(Recorded data)
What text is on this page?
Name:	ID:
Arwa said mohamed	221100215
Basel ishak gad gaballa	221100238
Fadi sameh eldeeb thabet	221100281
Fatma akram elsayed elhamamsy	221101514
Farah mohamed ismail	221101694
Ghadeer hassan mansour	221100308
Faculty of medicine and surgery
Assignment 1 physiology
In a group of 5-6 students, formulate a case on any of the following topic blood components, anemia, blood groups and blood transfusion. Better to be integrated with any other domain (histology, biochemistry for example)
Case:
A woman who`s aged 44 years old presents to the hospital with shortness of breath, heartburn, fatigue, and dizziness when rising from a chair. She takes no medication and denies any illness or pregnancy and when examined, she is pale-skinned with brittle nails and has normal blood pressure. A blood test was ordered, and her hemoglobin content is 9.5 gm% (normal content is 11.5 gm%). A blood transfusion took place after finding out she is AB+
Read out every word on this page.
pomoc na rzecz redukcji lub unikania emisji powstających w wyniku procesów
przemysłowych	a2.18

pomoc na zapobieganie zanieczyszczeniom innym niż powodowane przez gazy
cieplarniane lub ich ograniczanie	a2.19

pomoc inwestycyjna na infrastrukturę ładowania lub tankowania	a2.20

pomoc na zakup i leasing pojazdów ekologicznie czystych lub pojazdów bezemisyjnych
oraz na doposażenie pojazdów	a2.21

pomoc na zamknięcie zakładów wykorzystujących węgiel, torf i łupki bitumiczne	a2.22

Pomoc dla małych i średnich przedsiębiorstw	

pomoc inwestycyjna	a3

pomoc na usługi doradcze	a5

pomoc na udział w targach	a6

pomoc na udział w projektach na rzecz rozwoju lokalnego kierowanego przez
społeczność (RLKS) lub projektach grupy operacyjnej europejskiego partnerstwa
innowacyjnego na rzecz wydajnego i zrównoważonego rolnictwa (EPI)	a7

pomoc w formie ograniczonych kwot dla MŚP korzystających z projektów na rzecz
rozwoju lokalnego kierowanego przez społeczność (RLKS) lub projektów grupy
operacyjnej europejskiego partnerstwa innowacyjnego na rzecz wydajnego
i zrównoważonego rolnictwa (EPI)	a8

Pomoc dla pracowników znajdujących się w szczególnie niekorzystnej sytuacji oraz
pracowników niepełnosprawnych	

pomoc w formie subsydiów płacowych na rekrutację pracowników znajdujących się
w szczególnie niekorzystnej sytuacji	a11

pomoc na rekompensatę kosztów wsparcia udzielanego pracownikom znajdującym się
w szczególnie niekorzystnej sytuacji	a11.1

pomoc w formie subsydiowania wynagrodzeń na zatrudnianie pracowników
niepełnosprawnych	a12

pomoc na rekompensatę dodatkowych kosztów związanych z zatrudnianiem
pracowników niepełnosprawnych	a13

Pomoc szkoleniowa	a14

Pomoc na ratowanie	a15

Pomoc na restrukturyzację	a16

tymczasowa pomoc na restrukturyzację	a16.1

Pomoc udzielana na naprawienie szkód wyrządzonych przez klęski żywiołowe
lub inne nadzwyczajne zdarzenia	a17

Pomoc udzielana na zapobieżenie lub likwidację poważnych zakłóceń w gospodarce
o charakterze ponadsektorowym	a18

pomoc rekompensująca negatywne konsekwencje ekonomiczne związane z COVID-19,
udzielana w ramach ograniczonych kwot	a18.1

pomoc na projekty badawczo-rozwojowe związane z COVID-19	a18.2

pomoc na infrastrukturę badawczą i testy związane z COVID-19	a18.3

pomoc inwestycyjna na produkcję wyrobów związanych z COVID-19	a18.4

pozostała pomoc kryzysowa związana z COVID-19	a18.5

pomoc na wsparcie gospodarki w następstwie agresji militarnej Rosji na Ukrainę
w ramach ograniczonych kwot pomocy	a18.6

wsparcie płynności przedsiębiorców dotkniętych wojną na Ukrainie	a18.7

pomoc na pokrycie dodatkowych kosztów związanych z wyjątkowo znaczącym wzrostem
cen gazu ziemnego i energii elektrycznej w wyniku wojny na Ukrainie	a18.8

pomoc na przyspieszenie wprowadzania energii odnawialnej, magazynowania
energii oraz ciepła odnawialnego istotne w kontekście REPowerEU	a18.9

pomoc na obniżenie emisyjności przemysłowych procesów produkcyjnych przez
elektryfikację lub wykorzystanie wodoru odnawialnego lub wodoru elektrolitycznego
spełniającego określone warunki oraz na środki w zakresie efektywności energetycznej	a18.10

What you will do :: Copy each line from the data above that includes "procesów".

Response ::
pomoc na rzecz redukcji lub unikania emisji powstających w wyniku procesów
pomoc na obniżenie emisyjności przemysłowych procesów produkcyjnych przez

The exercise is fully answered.